## Task details
Starting at the beginning of the material and ending at the line containing "run-icon[interactable]: [359, 400, 377, 418]", reproduce those lines with "bounding boxes" swapped for "coordinates" and everything else unchanged.

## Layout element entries
══════════
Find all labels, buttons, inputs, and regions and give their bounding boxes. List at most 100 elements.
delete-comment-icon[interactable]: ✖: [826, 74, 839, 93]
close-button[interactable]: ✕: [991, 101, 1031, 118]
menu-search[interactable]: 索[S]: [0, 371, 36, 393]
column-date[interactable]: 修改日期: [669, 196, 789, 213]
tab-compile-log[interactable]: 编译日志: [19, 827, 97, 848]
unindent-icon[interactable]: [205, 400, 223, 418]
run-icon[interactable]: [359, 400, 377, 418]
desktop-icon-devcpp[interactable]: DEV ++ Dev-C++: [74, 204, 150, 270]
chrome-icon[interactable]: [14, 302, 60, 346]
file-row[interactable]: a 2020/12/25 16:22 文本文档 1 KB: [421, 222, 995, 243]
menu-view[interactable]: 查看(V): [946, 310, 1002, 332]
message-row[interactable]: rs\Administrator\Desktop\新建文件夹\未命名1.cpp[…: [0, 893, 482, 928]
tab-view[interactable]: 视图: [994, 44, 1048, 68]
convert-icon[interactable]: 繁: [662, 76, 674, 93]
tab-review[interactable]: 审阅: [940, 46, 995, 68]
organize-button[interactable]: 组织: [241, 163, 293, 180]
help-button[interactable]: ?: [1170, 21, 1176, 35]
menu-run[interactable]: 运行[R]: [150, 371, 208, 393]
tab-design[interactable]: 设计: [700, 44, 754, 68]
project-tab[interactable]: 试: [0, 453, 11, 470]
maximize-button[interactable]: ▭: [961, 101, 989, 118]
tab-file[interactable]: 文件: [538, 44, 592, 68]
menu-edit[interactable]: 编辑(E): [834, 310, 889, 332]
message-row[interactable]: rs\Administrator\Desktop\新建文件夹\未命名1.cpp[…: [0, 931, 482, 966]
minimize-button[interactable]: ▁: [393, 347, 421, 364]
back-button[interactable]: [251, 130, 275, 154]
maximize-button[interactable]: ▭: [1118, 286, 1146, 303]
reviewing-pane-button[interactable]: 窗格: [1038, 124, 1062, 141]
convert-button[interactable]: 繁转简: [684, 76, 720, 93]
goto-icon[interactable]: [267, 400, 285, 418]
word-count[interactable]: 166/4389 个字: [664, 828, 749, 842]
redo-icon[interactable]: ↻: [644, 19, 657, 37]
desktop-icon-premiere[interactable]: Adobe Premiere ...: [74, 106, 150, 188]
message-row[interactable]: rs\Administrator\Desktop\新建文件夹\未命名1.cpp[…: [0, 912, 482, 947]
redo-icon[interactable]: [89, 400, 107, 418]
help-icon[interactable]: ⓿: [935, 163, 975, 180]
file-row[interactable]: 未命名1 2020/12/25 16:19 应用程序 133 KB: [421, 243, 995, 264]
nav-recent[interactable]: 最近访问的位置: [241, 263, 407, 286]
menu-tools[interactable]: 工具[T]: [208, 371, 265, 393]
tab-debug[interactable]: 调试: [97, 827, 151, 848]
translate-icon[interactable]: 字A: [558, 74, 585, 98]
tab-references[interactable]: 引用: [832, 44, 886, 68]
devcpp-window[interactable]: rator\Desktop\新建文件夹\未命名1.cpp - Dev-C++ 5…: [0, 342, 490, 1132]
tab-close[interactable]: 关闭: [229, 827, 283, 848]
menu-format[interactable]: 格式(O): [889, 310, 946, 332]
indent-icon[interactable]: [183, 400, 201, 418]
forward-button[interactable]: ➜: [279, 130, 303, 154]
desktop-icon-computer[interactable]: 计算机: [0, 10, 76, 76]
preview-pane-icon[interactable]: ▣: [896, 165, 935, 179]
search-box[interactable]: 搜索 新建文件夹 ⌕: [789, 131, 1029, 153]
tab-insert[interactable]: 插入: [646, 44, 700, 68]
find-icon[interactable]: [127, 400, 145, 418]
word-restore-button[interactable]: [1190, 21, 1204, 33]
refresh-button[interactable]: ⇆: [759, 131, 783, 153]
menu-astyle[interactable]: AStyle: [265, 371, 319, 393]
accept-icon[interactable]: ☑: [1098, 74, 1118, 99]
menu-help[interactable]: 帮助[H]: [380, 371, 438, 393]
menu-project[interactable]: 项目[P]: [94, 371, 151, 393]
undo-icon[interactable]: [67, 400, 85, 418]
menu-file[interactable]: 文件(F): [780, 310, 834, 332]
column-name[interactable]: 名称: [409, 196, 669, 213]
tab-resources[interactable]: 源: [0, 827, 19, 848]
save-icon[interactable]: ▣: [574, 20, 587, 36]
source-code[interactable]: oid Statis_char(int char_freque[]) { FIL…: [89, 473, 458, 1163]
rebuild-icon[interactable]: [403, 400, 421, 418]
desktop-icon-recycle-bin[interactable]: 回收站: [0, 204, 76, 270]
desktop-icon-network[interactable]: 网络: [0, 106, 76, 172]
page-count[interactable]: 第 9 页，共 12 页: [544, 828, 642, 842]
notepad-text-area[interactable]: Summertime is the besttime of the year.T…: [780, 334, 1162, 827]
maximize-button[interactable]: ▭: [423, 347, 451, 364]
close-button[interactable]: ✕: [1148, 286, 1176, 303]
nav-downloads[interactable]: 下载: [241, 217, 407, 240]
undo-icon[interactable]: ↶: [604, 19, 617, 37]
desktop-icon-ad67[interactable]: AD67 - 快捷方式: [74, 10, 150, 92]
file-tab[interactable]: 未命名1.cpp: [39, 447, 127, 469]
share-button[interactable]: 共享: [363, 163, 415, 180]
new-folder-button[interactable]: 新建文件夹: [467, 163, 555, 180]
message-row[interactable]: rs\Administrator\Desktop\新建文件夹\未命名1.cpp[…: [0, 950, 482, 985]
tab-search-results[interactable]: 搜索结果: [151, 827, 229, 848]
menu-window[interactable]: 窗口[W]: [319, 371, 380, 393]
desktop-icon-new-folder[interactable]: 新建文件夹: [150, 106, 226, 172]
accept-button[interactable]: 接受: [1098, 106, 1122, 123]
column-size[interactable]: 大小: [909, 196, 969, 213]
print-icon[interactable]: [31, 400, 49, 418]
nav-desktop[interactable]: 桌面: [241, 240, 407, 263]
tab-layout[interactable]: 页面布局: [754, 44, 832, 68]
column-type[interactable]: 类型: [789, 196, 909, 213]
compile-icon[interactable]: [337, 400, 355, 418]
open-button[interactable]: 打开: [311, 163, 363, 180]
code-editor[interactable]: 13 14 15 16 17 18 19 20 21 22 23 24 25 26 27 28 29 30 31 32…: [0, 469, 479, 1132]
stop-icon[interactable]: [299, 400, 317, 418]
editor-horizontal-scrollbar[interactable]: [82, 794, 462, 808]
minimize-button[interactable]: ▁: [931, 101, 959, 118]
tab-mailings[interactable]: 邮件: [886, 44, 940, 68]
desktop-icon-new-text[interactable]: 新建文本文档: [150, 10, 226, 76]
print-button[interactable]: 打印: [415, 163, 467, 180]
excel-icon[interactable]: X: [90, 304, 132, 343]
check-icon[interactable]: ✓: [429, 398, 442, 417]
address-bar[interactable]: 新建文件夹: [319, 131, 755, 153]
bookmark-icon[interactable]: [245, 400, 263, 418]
══════════
## Worked answer
Find all labels, buttons, inputs, and regions and give their coordinates. List at most 100 elements.
delete-comment-icon[interactable]: ✖: [826, 74, 839, 93]
close-button[interactable]: ✕: [991, 101, 1031, 118]
menu-search[interactable]: 索[S]: [0, 371, 36, 393]
column-date[interactable]: 修改日期: [669, 196, 789, 213]
tab-compile-log[interactable]: 编译日志: [19, 827, 97, 848]
unindent-icon[interactable]: [205, 400, 223, 418]
run-icon[interactable]: [359, 400, 377, 418]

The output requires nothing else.